> AIM
Reproduce the material in full, exactly as written.

*** DATA SUPPLIED ***

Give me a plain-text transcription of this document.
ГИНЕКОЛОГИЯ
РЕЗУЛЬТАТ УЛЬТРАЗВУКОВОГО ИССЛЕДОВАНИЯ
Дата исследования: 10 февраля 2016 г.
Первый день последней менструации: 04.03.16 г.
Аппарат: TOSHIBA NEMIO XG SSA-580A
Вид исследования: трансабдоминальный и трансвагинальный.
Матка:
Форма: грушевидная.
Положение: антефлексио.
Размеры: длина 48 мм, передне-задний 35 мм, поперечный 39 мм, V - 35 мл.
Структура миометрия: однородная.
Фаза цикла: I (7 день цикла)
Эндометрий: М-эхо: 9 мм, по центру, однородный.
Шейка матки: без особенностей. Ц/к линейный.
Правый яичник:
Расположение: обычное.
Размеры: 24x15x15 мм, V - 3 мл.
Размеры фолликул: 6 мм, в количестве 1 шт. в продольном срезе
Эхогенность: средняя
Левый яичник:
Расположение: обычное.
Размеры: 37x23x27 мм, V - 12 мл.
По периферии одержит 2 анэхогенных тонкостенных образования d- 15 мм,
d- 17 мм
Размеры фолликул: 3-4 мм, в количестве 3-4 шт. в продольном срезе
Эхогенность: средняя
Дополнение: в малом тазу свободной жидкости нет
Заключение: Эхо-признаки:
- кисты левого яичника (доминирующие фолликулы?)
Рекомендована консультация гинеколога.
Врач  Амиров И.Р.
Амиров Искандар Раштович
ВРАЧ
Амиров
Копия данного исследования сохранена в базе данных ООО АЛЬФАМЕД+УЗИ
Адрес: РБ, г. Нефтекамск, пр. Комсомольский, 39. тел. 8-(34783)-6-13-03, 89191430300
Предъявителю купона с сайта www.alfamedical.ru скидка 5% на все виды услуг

***

> SOLUTION
Give me a plain-text transcription of this document.
ГИНЕКОЛОГИЯ
РЕЗУЛЬТАТ УЛЬТРАЗВУКОВОГО ИССЛЕДОВАНИЯ
Дата исследования: 10 февраля 2016 г.
Первый день последней менструации: 04.03.16 г.
Аппарат: TOSHIBA NEMIO XG SSA-580A
Вид исследования: трансабдоминальный и трансвагинальный.
Матка:
Форма: грушевидная.
Положение: антефлексио.
Размеры: длина 48 мм, передне-задний 35 мм, поперечный 39 мм, V - 35 мл.
Структура миометрия: однородная.
Фаза цикла: I (7 день цикла)
Эндометрий: М-эхо: 9 мм, по центру, однородный.
Шейка матки: без особенностей. Ц/к линейный.
Правый яичник:
Расположение: обычное.
Размеры: 24x15x15 мм, V - 3 мл.
Размеры фолликул: 6 мм, в количестве 1 шт. в продольном срезе
Эхогенность: средняя
Левый яичник:
Расположение: обычное.
Размеры: 37x23x27 мм, V - 12 мл.
По периферии одержит 2 анэхогенных тонкостенных образования d- 15 мм,
d- 17 мм
Размеры фолликул: 3-4 мм, в количестве 3-4 шт. в продольном срезе
Эхогенность: средняя
Дополнение: в малом тазу свободной жидкости нет
Заключение: Эхо-признаки:
- кисты левого яичника (доминирующие фолликулы?)
Рекомендована консультация гинеколога.
Врач  Амиров И.Р.
Амиров Искандар Раштович
ВРАЧ
Амиров
Копия данного исследования сохранена в базе данных ООО АЛЬФАМЕД+УЗИ
Адрес: РБ, г. Нефтекамск, пр. Комсомольский, 39. тел. 8-(34783)-6-13-03, 89191430300
Предъявителю купона с сайта www.alfamedical.ru скидка 5% на все виды услуг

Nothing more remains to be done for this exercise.